▶ [Supplied material]

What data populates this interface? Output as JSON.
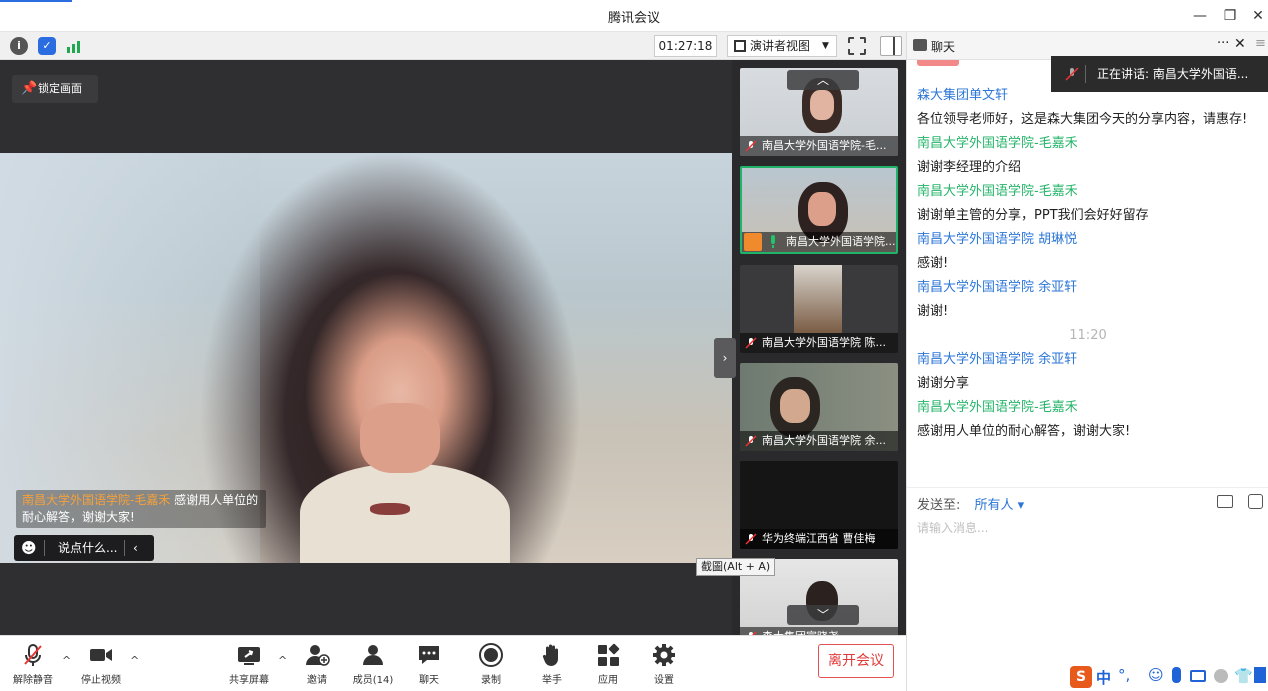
{
  "window": {
    "title": "腾讯会议"
  },
  "toolbar": {
    "timer": "01:27:18",
    "view_label": "演讲者视图"
  },
  "stage": {
    "lock_label": "锁定画面",
    "subtitle_speaker": "南昌大学外国语学院-毛嘉禾",
    "subtitle_text": "感谢用人单位的耐心解答，谢谢大家!",
    "say_placeholder": "说点什么..."
  },
  "thumbnails": [
    {
      "name": "南昌大学外国语学院-毛..."
    },
    {
      "name": "南昌大学外国语学院..."
    },
    {
      "name": "南昌大学外国语学院 陈..."
    },
    {
      "name": "南昌大学外国语学院 余..."
    },
    {
      "name": "华为终端江西省 曹佳梅"
    },
    {
      "name": "森大集团宣晓尧"
    }
  ],
  "screenshot_tooltip": "截圖(Alt + A)",
  "chat": {
    "title": "聊天",
    "speaking": "正在讲话: 南昌大学外国语...",
    "messages": [
      {
        "name": "森大集团单文轩",
        "text": "各位领导老师好，这是森大集团今天的分享内容，请惠存!"
      },
      {
        "name": "南昌大学外国语学院-毛嘉禾",
        "text": "谢谢李经理的介绍"
      },
      {
        "name": "南昌大学外国语学院-毛嘉禾",
        "text": "谢谢单主管的分享，PPT我们会好好留存"
      },
      {
        "name": "南昌大学外国语学院 胡琳悦",
        "text": "感谢!"
      },
      {
        "name": "南昌大学外国语学院 余亚轩",
        "text": "谢谢!"
      }
    ],
    "time_separator": "11:20",
    "messages_after": [
      {
        "name": "南昌大学外国语学院 余亚轩",
        "text": "谢谢分享"
      },
      {
        "name": "南昌大学外国语学院-毛嘉禾",
        "text": "感谢用人单位的耐心解答，谢谢大家!"
      }
    ],
    "send_to_label": "发送至:",
    "send_to_value": "所有人",
    "input_placeholder": "请输入消息..."
  },
  "bottombar": {
    "unmute": "解除静音",
    "stop_video": "停止视频",
    "share_screen": "共享屏幕",
    "invite": "邀请",
    "members": "成员(14)",
    "chat": "聊天",
    "record": "录制",
    "raise_hand": "举手",
    "apps": "应用",
    "settings": "设置",
    "leave": "离开会议"
  },
  "ime": {
    "lang": "中"
  }
}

▶ [Given request]
Working from the entries above, return all lines that contain "谢谢大家".

▶ [Solved problem]
    "subtitle_text": "感谢用人单位的耐心解答，谢谢大家!",
        "text": "感谢用人单位的耐心解答，谢谢大家!"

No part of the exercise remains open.